**Verilen metin:**

————————

Sarayönü gelişime çok açık

Sarayönü gelişime çok açık
Esnaf köşesinin bu haftaki konuğu gözlük sektöründe faaliyet gösteren Metin Kocaoğlu. Sarayönü Devlet Hastanesi’ne göz polikliniği açılmasıyla birlikte ilçenin ilk optikçisini eşi Oya Kocaoğlu ile birlikte açan Metin Kocaoğlu...

Esnaf köşesinin bu haftaki konuğu gözlük sektöründe faaliyet gösteren Metin Kocaoğlu. Sarayönü Devlet Hastanesi’ne göz polikliniği açılmasıyla birlikte ilçenin ilk optikçisini eşi Oya Kocaoğlu ile birlikte açan Metin Kocaoğlu 2012 yılından beri Sarayönü’ne hizmet veriyor. Gözlük sektörünün çok hassas ve hata kaldırmaz bir iş olduğunu kaydeden Kocaoğlu, merdiven altı üretim gözlüklerden uzak durulması gerektiğini söylüyor. Sarayönü’nün gelişmeye açık bir ilçe olduğunu belirten Kocaoğlu, halkın Konya yerine ilçe esnafını daha çok tercih etmesi gerektiğini söylüyor.

————————

**Kayıtlı bilgiler:**
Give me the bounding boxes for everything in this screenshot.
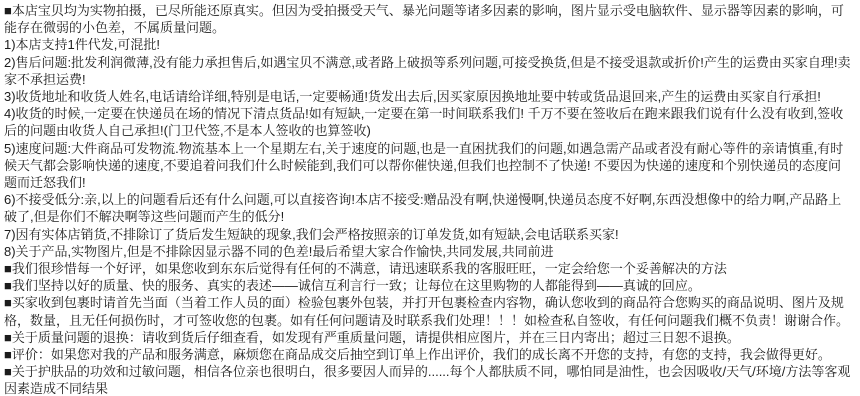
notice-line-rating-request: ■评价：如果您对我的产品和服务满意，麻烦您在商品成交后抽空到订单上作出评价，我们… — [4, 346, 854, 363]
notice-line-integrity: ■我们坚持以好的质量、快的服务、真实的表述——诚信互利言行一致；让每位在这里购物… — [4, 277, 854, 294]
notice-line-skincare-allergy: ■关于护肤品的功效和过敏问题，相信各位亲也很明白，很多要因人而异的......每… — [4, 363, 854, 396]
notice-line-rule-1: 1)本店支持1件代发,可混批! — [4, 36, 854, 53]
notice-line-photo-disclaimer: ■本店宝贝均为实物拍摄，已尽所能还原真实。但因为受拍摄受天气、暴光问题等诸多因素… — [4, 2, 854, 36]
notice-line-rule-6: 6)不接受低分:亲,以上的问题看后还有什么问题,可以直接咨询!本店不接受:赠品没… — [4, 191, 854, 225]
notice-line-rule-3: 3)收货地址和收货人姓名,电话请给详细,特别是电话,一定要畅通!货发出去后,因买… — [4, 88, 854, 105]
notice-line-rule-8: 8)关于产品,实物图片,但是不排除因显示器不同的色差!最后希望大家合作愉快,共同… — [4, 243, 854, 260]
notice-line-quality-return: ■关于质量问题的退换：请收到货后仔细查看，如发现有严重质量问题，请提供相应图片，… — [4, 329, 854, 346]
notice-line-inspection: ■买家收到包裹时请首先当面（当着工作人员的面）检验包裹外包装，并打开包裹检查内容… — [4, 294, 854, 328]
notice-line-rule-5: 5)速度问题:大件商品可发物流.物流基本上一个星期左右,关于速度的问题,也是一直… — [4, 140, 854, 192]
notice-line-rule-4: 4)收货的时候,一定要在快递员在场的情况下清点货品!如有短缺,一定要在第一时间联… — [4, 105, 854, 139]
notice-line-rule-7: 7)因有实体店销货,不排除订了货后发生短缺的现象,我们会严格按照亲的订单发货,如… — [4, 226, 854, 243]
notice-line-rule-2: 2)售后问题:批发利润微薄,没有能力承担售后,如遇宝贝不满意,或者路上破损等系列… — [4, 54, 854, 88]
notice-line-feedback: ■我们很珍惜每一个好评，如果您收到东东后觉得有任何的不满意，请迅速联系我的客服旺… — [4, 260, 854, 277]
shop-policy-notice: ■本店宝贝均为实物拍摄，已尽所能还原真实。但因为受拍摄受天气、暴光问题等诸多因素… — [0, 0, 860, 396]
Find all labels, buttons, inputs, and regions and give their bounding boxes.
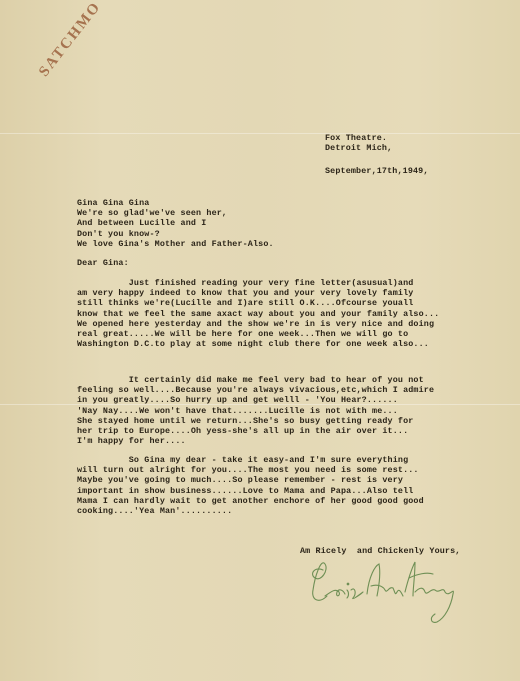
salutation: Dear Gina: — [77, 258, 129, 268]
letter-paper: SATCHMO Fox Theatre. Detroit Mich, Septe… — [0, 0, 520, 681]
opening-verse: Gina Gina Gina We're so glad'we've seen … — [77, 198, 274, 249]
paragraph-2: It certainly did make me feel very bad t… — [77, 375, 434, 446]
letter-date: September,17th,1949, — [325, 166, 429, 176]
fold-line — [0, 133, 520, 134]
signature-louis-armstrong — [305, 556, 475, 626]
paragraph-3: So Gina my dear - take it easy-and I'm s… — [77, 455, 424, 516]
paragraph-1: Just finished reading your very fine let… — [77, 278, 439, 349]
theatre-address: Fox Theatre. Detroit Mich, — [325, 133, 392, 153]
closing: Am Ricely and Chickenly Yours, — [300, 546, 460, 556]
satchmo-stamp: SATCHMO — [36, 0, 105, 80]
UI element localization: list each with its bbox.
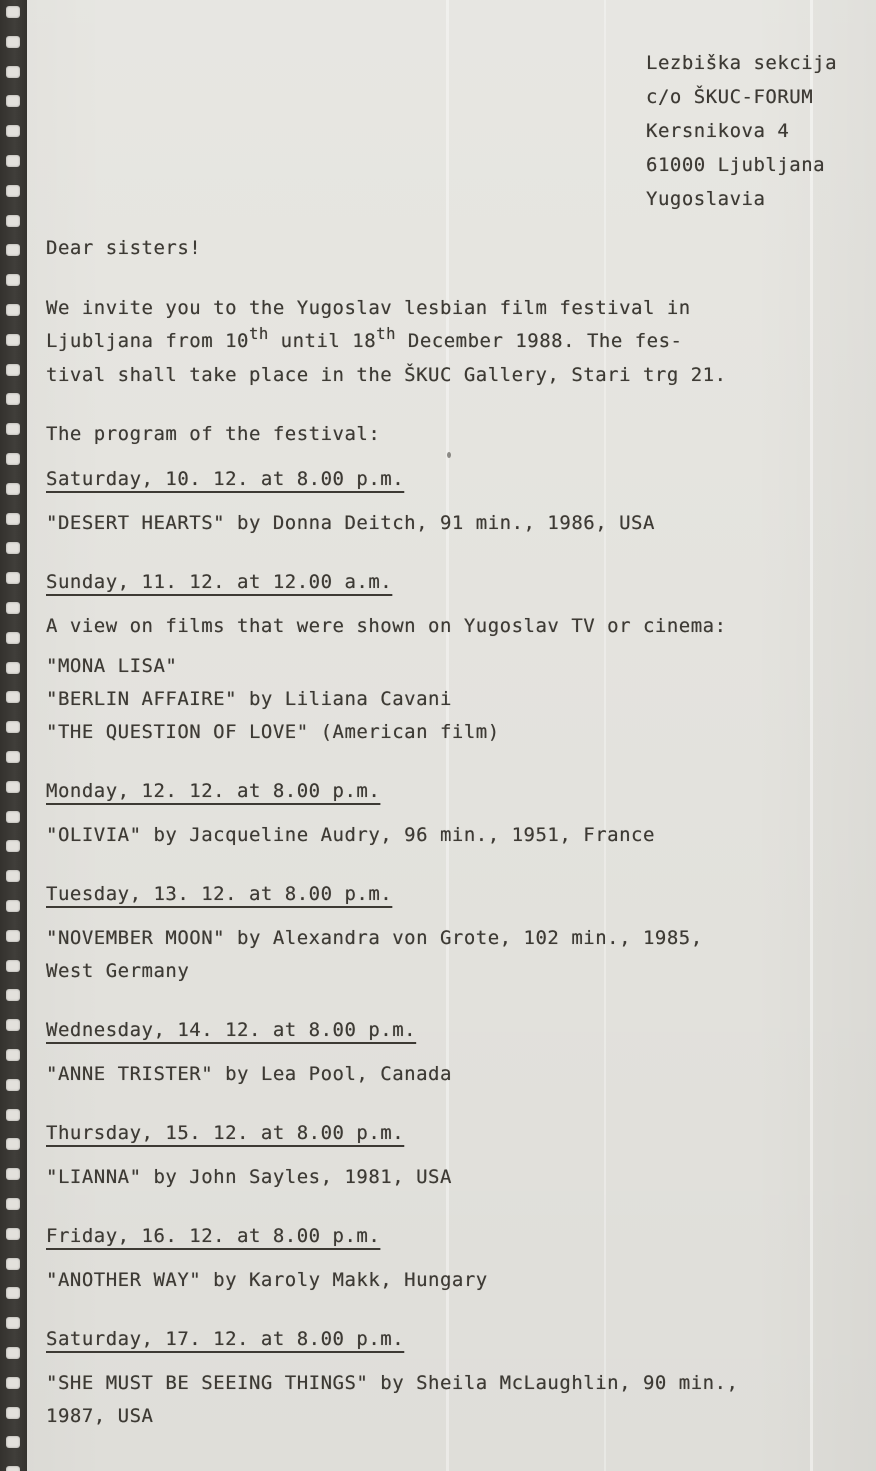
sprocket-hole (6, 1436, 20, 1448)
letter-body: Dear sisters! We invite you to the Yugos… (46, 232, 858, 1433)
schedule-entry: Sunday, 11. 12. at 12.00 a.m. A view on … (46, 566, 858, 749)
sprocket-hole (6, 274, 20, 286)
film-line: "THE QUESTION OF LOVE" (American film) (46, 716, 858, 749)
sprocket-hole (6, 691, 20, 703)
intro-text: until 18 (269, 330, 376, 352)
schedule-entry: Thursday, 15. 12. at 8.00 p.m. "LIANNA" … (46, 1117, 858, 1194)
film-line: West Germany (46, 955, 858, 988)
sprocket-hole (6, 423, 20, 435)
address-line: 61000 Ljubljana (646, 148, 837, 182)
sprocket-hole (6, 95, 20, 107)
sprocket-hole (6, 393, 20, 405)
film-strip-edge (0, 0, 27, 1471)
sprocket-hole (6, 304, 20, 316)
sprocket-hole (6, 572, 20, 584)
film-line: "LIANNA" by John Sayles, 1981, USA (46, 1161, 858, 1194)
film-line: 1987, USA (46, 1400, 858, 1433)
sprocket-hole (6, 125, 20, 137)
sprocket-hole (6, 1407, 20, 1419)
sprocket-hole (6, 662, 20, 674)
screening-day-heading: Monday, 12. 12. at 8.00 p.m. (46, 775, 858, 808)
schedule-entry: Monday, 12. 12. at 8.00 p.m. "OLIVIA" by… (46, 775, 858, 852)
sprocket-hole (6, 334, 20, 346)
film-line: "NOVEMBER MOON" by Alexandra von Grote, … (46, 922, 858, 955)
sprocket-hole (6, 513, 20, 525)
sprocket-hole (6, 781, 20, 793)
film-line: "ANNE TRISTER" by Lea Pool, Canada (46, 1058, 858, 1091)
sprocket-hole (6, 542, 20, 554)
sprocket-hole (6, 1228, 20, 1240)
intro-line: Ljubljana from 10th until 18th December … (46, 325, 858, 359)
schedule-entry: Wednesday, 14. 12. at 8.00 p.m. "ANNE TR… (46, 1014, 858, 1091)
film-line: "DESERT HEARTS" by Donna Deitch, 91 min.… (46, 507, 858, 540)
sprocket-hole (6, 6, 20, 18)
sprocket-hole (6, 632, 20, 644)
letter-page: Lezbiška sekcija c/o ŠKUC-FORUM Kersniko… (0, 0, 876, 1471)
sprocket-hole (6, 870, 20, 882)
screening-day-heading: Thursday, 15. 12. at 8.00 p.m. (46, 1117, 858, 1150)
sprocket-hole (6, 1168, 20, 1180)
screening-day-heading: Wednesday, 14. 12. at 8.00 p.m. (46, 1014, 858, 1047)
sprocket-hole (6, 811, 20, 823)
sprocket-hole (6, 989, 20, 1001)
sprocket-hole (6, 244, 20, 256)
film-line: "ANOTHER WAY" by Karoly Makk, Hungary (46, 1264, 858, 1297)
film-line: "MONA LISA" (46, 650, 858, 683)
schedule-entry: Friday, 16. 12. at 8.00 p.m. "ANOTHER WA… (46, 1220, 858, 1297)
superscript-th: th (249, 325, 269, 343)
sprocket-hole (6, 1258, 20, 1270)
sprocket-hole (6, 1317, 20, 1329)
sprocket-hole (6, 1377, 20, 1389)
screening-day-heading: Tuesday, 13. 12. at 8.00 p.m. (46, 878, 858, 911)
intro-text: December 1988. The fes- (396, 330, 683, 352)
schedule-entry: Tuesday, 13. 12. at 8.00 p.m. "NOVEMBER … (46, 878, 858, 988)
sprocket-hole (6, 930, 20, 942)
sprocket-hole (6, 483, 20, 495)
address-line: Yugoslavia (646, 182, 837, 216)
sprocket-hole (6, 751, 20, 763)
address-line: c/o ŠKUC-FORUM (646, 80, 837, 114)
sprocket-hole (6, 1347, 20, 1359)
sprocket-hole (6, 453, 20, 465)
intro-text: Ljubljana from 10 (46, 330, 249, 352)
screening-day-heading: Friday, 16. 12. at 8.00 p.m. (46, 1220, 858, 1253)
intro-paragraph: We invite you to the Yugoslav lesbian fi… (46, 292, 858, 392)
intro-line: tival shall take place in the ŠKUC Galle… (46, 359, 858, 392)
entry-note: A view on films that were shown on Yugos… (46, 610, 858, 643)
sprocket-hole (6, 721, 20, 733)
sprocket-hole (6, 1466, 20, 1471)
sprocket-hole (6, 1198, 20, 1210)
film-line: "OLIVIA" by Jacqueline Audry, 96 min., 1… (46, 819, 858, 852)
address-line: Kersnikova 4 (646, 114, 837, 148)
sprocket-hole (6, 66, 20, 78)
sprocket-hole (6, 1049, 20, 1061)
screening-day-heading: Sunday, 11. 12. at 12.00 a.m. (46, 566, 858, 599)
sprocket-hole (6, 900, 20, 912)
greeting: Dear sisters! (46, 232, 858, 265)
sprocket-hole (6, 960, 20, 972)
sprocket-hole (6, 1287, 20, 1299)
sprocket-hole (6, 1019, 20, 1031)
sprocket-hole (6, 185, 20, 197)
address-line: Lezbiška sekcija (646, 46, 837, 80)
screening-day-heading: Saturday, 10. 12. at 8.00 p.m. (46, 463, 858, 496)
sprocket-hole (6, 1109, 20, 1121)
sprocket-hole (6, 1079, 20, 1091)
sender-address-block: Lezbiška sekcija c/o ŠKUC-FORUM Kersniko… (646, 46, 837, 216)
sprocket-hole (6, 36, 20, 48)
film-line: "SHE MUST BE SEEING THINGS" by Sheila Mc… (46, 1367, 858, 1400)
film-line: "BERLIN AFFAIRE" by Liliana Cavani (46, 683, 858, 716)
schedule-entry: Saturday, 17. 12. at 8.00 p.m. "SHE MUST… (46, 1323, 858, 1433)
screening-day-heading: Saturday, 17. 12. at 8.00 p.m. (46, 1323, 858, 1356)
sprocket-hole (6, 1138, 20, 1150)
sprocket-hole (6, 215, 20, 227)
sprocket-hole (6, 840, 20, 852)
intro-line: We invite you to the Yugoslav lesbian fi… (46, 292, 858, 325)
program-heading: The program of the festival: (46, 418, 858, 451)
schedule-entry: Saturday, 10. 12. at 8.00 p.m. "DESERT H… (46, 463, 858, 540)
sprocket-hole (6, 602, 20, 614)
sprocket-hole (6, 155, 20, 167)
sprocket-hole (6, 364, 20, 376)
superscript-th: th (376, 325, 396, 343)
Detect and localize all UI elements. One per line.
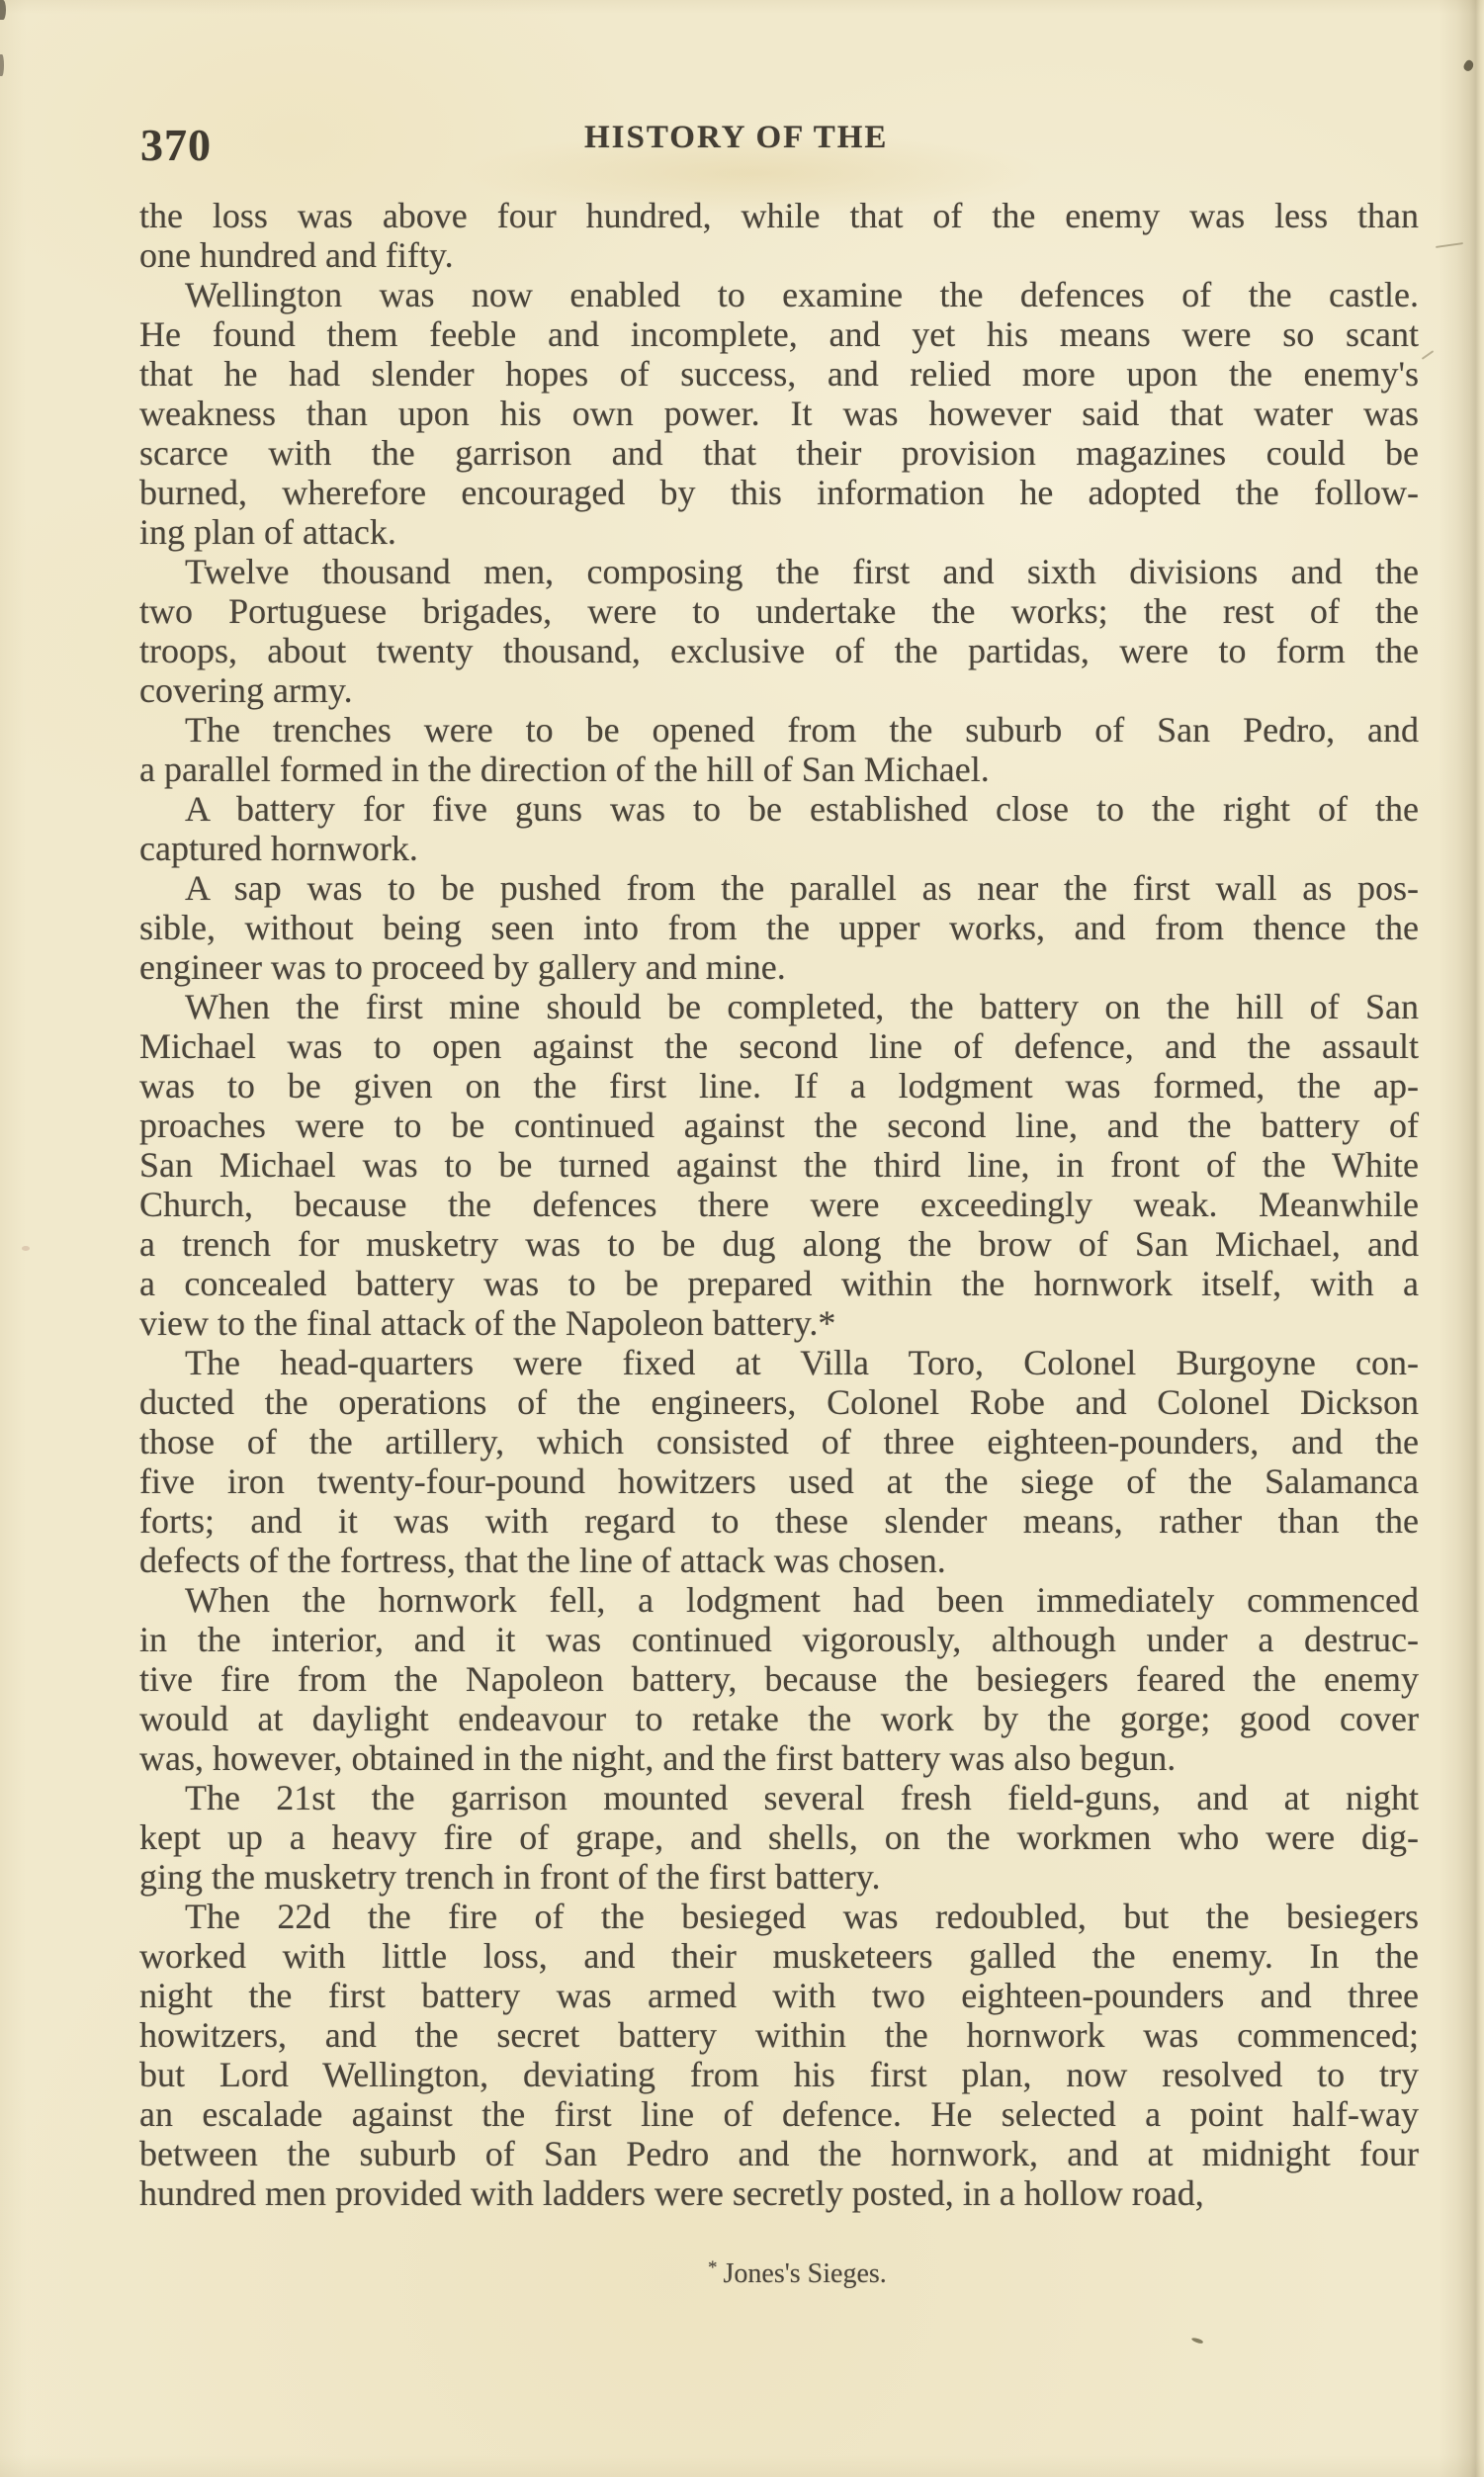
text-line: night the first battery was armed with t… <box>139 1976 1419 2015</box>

————————

**Görev listesi:**
1 – Verilen metne göre Metin Kocaoğlu hangi yıldan beri Sarayönü'ne hizmet vermektedir?
2 – Verilen metinde Metin Kocaoğlu'nun dile getirdiği görüşlerin tamamını sıralayınız.

**Görevlere yanıtlar:**
1 – 2012 yılından beri.

2 –
- Gözlük sektörü çok hassas ve hata kaldırmaz bir iştir.
- Merdiven altı üretim gözlüklerden uzak durulmalıdır.
- Sarayönü gelişmeye açık bir ilçedir.
- Halk, Konya yerine ilçe esnafını daha çok tercih etmelidir.